%%

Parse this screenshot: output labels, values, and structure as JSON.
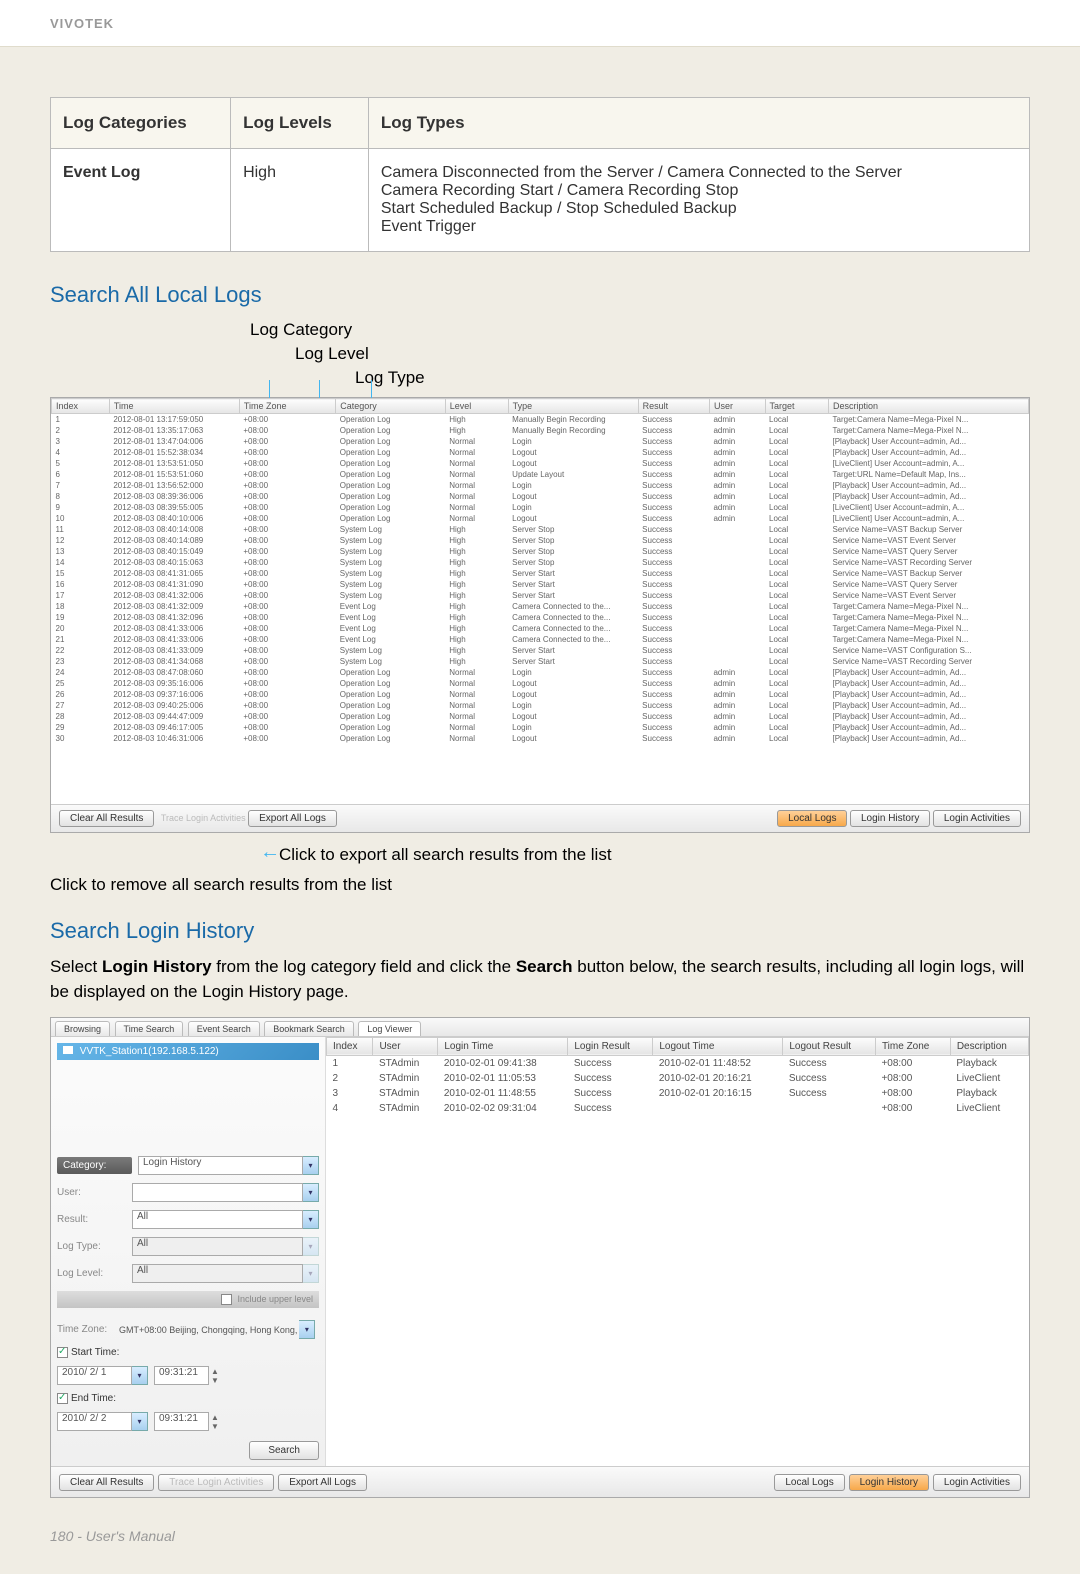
{
  "brand": "VIVOTEK",
  "info_table": {
    "headers": [
      "Log Categories",
      "Log Levels",
      "Log Types"
    ],
    "row": {
      "category": "Event Log",
      "level": "High",
      "types": "Camera Disconnected from the Server / Camera Connected to the Server\nCamera Recording Start / Camera Recording Stop\nStart Scheduled Backup / Stop Scheduled Backup\nEvent Trigger"
    }
  },
  "sections": {
    "search_all": "Search All Local Logs",
    "login_history": "Search Login History"
  },
  "annotations": {
    "log_category": "Log Category",
    "log_level": "Log Level",
    "log_type": "Log Type",
    "export_callout": "Click to export all search results from the list",
    "remove_callout": "Click to remove all search results from the list"
  },
  "log_columns": [
    "Index",
    "Time",
    "Time Zone",
    "Category",
    "Level",
    "Type",
    "Result",
    "User",
    "Target",
    "Description"
  ],
  "log_rows": [
    {
      "idx": "1",
      "time": "2012-08-01 13:17:59:050",
      "tz": "+08:00",
      "cat": "Operation Log",
      "lvl": "High",
      "type": "Manually Begin Recording",
      "res": "Success",
      "user": "admin",
      "tgt": "Local",
      "desc": "Target:Camera Name=Mega-Pixel N..."
    },
    {
      "idx": "2",
      "time": "2012-08-01 13:35:17:063",
      "tz": "+08:00",
      "cat": "Operation Log",
      "lvl": "High",
      "type": "Manually Begin Recording",
      "res": "Success",
      "user": "admin",
      "tgt": "Local",
      "desc": "Target:Camera Name=Mega-Pixel N..."
    },
    {
      "idx": "3",
      "time": "2012-08-01 13:47:04:006",
      "tz": "+08:00",
      "cat": "Operation Log",
      "lvl": "Normal",
      "type": "Login",
      "res": "Success",
      "user": "admin",
      "tgt": "Local",
      "desc": "[Playback] User Account=admin, Ad..."
    },
    {
      "idx": "4",
      "time": "2012-08-01 15:52:38:034",
      "tz": "+08:00",
      "cat": "Operation Log",
      "lvl": "Normal",
      "type": "Logout",
      "res": "Success",
      "user": "admin",
      "tgt": "Local",
      "desc": "[Playback] User Account=admin, Ad..."
    },
    {
      "idx": "5",
      "time": "2012-08-01 13:53:51:050",
      "tz": "+08:00",
      "cat": "Operation Log",
      "lvl": "Normal",
      "type": "Logout",
      "res": "Success",
      "user": "admin",
      "tgt": "Local",
      "desc": "[LiveClient] User Account=admin, A..."
    },
    {
      "idx": "6",
      "time": "2012-08-01 15:53:51:060",
      "tz": "+08:00",
      "cat": "Operation Log",
      "lvl": "Normal",
      "type": "Update Layout",
      "res": "Success",
      "user": "admin",
      "tgt": "Local",
      "desc": "Target:URL Name=Default Map, Ins..."
    },
    {
      "idx": "7",
      "time": "2012-08-01 13:56:52:000",
      "tz": "+08:00",
      "cat": "Operation Log",
      "lvl": "Normal",
      "type": "Login",
      "res": "Success",
      "user": "admin",
      "tgt": "Local",
      "desc": "[Playback] User Account=admin, Ad..."
    },
    {
      "idx": "8",
      "time": "2012-08-03 08:39:36:006",
      "tz": "+08:00",
      "cat": "Operation Log",
      "lvl": "Normal",
      "type": "Logout",
      "res": "Success",
      "user": "admin",
      "tgt": "Local",
      "desc": "[Playback] User Account=admin, Ad..."
    },
    {
      "idx": "9",
      "time": "2012-08-03 08:39:55:005",
      "tz": "+08:00",
      "cat": "Operation Log",
      "lvl": "Normal",
      "type": "Login",
      "res": "Success",
      "user": "admin",
      "tgt": "Local",
      "desc": "[LiveClient] User Account=admin, A..."
    },
    {
      "idx": "10",
      "time": "2012-08-03 08:40:10:006",
      "tz": "+08:00",
      "cat": "Operation Log",
      "lvl": "Normal",
      "type": "Logout",
      "res": "Success",
      "user": "admin",
      "tgt": "Local",
      "desc": "[LiveClient] User Account=admin, A..."
    },
    {
      "idx": "11",
      "time": "2012-08-03 08:40:14:008",
      "tz": "+08:00",
      "cat": "System Log",
      "lvl": "High",
      "type": "Server Stop",
      "res": "Success",
      "user": "",
      "tgt": "Local",
      "desc": "Service Name=VAST Backup Server"
    },
    {
      "idx": "12",
      "time": "2012-08-03 08:40:14:089",
      "tz": "+08:00",
      "cat": "System Log",
      "lvl": "High",
      "type": "Server Stop",
      "res": "Success",
      "user": "",
      "tgt": "Local",
      "desc": "Service Name=VAST Event Server"
    },
    {
      "idx": "13",
      "time": "2012-08-03 08:40:15:049",
      "tz": "+08:00",
      "cat": "System Log",
      "lvl": "High",
      "type": "Server Stop",
      "res": "Success",
      "user": "",
      "tgt": "Local",
      "desc": "Service Name=VAST Query Server"
    },
    {
      "idx": "14",
      "time": "2012-08-03 08:40:15:063",
      "tz": "+08:00",
      "cat": "System Log",
      "lvl": "High",
      "type": "Server Stop",
      "res": "Success",
      "user": "",
      "tgt": "Local",
      "desc": "Service Name=VAST Recording Server"
    },
    {
      "idx": "15",
      "time": "2012-08-03 08:41:31:065",
      "tz": "+08:00",
      "cat": "System Log",
      "lvl": "High",
      "type": "Server Start",
      "res": "Success",
      "user": "",
      "tgt": "Local",
      "desc": "Service Name=VAST Backup Server"
    },
    {
      "idx": "16",
      "time": "2012-08-03 08:41:31:090",
      "tz": "+08:00",
      "cat": "System Log",
      "lvl": "High",
      "type": "Server Start",
      "res": "Success",
      "user": "",
      "tgt": "Local",
      "desc": "Service Name=VAST Query Server"
    },
    {
      "idx": "17",
      "time": "2012-08-03 08:41:32:006",
      "tz": "+08:00",
      "cat": "System Log",
      "lvl": "High",
      "type": "Server Start",
      "res": "Success",
      "user": "",
      "tgt": "Local",
      "desc": "Service Name=VAST Event Server"
    },
    {
      "idx": "18",
      "time": "2012-08-03 08:41:32:009",
      "tz": "+08:00",
      "cat": "Event Log",
      "lvl": "High",
      "type": "Camera Connected to the...",
      "res": "Success",
      "user": "",
      "tgt": "Local",
      "desc": "Target:Camera Name=Mega-Pixel N..."
    },
    {
      "idx": "19",
      "time": "2012-08-03 08:41:32:096",
      "tz": "+08:00",
      "cat": "Event Log",
      "lvl": "High",
      "type": "Camera Connected to the...",
      "res": "Success",
      "user": "",
      "tgt": "Local",
      "desc": "Target:Camera Name=Mega-Pixel N..."
    },
    {
      "idx": "20",
      "time": "2012-08-03 08:41:33:006",
      "tz": "+08:00",
      "cat": "Event Log",
      "lvl": "High",
      "type": "Camera Connected to the...",
      "res": "Success",
      "user": "",
      "tgt": "Local",
      "desc": "Target:Camera Name=Mega-Pixel N..."
    },
    {
      "idx": "21",
      "time": "2012-08-03 08:41:33:006",
      "tz": "+08:00",
      "cat": "Event Log",
      "lvl": "High",
      "type": "Camera Connected to the...",
      "res": "Success",
      "user": "",
      "tgt": "Local",
      "desc": "Target:Camera Name=Mega-Pixel N..."
    },
    {
      "idx": "22",
      "time": "2012-08-03 08:41:33:009",
      "tz": "+08:00",
      "cat": "System Log",
      "lvl": "High",
      "type": "Server Start",
      "res": "Success",
      "user": "",
      "tgt": "Local",
      "desc": "Service Name=VAST Configuration S..."
    },
    {
      "idx": "23",
      "time": "2012-08-03 08:41:34:068",
      "tz": "+08:00",
      "cat": "System Log",
      "lvl": "High",
      "type": "Server Start",
      "res": "Success",
      "user": "",
      "tgt": "Local",
      "desc": "Service Name=VAST Recording Server"
    },
    {
      "idx": "24",
      "time": "2012-08-03 08:47:08:060",
      "tz": "+08:00",
      "cat": "Operation Log",
      "lvl": "Normal",
      "type": "Login",
      "res": "Success",
      "user": "admin",
      "tgt": "Local",
      "desc": "[Playback] User Account=admin, Ad..."
    },
    {
      "idx": "25",
      "time": "2012-08-03 09:35:16:006",
      "tz": "+08:00",
      "cat": "Operation Log",
      "lvl": "Normal",
      "type": "Logout",
      "res": "Success",
      "user": "admin",
      "tgt": "Local",
      "desc": "[Playback] User Account=admin, Ad..."
    },
    {
      "idx": "26",
      "time": "2012-08-03 09:37:16:006",
      "tz": "+08:00",
      "cat": "Operation Log",
      "lvl": "Normal",
      "type": "Logout",
      "res": "Success",
      "user": "admin",
      "tgt": "Local",
      "desc": "[Playback] User Account=admin, Ad..."
    },
    {
      "idx": "27",
      "time": "2012-08-03 09:40:25:006",
      "tz": "+08:00",
      "cat": "Operation Log",
      "lvl": "Normal",
      "type": "Login",
      "res": "Success",
      "user": "admin",
      "tgt": "Local",
      "desc": "[Playback] User Account=admin, Ad..."
    },
    {
      "idx": "28",
      "time": "2012-08-03 09:44:47:009",
      "tz": "+08:00",
      "cat": "Operation Log",
      "lvl": "Normal",
      "type": "Logout",
      "res": "Success",
      "user": "admin",
      "tgt": "Local",
      "desc": "[Playback] User Account=admin, Ad..."
    },
    {
      "idx": "29",
      "time": "2012-08-03 09:46:17:005",
      "tz": "+08:00",
      "cat": "Operation Log",
      "lvl": "Normal",
      "type": "Login",
      "res": "Success",
      "user": "admin",
      "tgt": "Local",
      "desc": "[Playback] User Account=admin, Ad..."
    },
    {
      "idx": "30",
      "time": "2012-08-03 10:46:31:006",
      "tz": "+08:00",
      "cat": "Operation Log",
      "lvl": "Normal",
      "type": "Logout",
      "res": "Success",
      "user": "admin",
      "tgt": "Local",
      "desc": "[Playback] User Account=admin, Ad..."
    }
  ],
  "bottom_buttons": {
    "clear": "Clear All Results",
    "trace_text": "Trace Login Activities",
    "export": "Export All Logs",
    "local_logs": "Local Logs",
    "login_history": "Login History",
    "login_activities": "Login Activities"
  },
  "login_intro": "Select Login History from the log category field and click the Search button below, the search results, including all login logs, will be displayed on the Login History page.",
  "login_tabs": [
    "Browsing",
    "Time Search",
    "Event Search",
    "Bookmark Search",
    "Log Viewer"
  ],
  "station_name": "VVTK_Station1(192.168.5.122)",
  "login_form": {
    "category_label": "Category:",
    "category_value": "Login History",
    "user_label": "User:",
    "user_value": "",
    "result_label": "Result:",
    "result_value": "All",
    "logtype_label": "Log Type:",
    "logtype_value": "All",
    "loglevel_label": "Log Level:",
    "loglevel_value": "All",
    "include_text": "Include upper level",
    "tz_label": "Time Zone:",
    "tz_value": "GMT+08:00 Beijing, Chongqing, Hong Kong,",
    "start_label": "Start Time:",
    "start_date": "2010/ 2/ 1",
    "start_time": "09:31:21",
    "end_label": "End Time:",
    "end_date": "2010/ 2/ 2",
    "end_time": "09:31:21",
    "search_btn": "Search"
  },
  "login_columns": [
    "Index",
    "User",
    "Login Time",
    "Login Result",
    "Logout Time",
    "Logout Result",
    "Time Zone",
    "Description"
  ],
  "login_rows": [
    {
      "idx": "1",
      "user": "STAdmin",
      "lt": "2010-02-01 09:41:38",
      "lr": "Success",
      "ot": "2010-02-01 11:48:52",
      "or": "Success",
      "tz": "+08:00",
      "desc": "Playback"
    },
    {
      "idx": "2",
      "user": "STAdmin",
      "lt": "2010-02-01 11:05:53",
      "lr": "Success",
      "ot": "2010-02-01 20:16:21",
      "or": "Success",
      "tz": "+08:00",
      "desc": "LiveClient"
    },
    {
      "idx": "3",
      "user": "STAdmin",
      "lt": "2010-02-01 11:48:55",
      "lr": "Success",
      "ot": "2010-02-01 20:16:15",
      "or": "Success",
      "tz": "+08:00",
      "desc": "Playback"
    },
    {
      "idx": "4",
      "user": "STAdmin",
      "lt": "2010-02-02 09:31:04",
      "lr": "Success",
      "ot": "",
      "or": "",
      "tz": "+08:00",
      "desc": "LiveClient"
    }
  ],
  "login_bottom": {
    "clear": "Clear All Results",
    "trace": "Trace Login Activities",
    "export": "Export All Logs",
    "local_logs": "Local Logs",
    "login_history": "Login History",
    "login_activities": "Login Activities"
  },
  "footer": "180 - User's Manual"
}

%%

> [Exercise requirements]:
Find each line holding the word "Trace" and copy it.

> [Answer for this exercise]:
    "trace_text": "Trace Login Activities",
    "trace": "Trace Login Activities",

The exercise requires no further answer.